THE REQUEST: Can you transcribe every record below exactly as it appears?
** Begin **
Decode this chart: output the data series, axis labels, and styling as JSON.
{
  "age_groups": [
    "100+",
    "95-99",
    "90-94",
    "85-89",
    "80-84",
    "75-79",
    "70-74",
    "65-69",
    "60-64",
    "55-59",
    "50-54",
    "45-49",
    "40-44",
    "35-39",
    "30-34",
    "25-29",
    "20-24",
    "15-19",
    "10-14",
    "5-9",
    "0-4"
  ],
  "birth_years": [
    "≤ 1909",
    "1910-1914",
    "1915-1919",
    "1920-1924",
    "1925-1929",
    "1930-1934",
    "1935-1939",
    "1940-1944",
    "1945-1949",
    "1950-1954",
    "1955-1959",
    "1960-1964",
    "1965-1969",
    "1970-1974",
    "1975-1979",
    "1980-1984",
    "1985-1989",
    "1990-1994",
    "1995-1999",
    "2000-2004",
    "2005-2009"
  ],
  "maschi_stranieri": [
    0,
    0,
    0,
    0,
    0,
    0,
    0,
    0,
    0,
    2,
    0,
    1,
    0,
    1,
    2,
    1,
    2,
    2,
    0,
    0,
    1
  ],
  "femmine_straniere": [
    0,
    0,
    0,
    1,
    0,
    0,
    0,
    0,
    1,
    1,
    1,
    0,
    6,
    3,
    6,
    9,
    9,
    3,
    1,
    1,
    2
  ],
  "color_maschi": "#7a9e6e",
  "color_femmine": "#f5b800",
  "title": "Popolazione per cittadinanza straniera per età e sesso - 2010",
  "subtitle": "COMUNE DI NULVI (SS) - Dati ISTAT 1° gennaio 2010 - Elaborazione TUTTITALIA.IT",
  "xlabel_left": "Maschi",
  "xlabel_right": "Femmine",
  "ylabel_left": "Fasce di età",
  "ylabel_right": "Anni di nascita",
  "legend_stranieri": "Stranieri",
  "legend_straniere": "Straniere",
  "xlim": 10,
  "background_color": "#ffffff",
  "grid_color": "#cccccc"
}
** End **
SOLVED PROBLEM:
Decode this chart: output the data series, axis labels, and styling as JSON.
{
  "age_groups": [
    "100+",
    "95-99",
    "90-94",
    "85-89",
    "80-84",
    "75-79",
    "70-74",
    "65-69",
    "60-64",
    "55-59",
    "50-54",
    "45-49",
    "40-44",
    "35-39",
    "30-34",
    "25-29",
    "20-24",
    "15-19",
    "10-14",
    "5-9",
    "0-4"
  ],
  "birth_years": [
    "≤ 1909",
    "1910-1914",
    "1915-1919",
    "1920-1924",
    "1925-1929",
    "1930-1934",
    "1935-1939",
    "1940-1944",
    "1945-1949",
    "1950-1954",
    "1955-1959",
    "1960-1964",
    "1965-1969",
    "1970-1974",
    "1975-1979",
    "1980-1984",
    "1985-1989",
    "1990-1994",
    "1995-1999",
    "2000-2004",
    "2005-2009"
  ],
  "maschi_stranieri": [
    0,
    0,
    0,
    0,
    0,
    0,
    0,
    0,
    0,
    2,
    0,
    1,
    0,
    1,
    2,
    1,
    2,
    2,
    0,
    0,
    1
  ],
  "femmine_straniere": [
    0,
    0,
    0,
    1,
    0,
    0,
    0,
    0,
    1,
    1,
    1,
    0,
    6,
    3,
    6,
    9,
    9,
    3,
    1,
    1,
    2
  ],
  "color_maschi": "#7a9e6e",
  "color_femmine": "#f5b800",
  "title": "Popolazione per cittadinanza straniera per età e sesso - 2010",
  "subtitle": "COMUNE DI NULVI (SS) - Dati ISTAT 1° gennaio 2010 - Elaborazione TUTTITALIA.IT",
  "xlabel_left": "Maschi",
  "xlabel_right": "Femmine",
  "ylabel_left": "Fasce di età",
  "ylabel_right": "Anni di nascita",
  "legend_stranieri": "Stranieri",
  "legend_straniere": "Straniere",
  "xlim": 10,
  "background_color": "#ffffff",
  "grid_color": "#cccccc"
}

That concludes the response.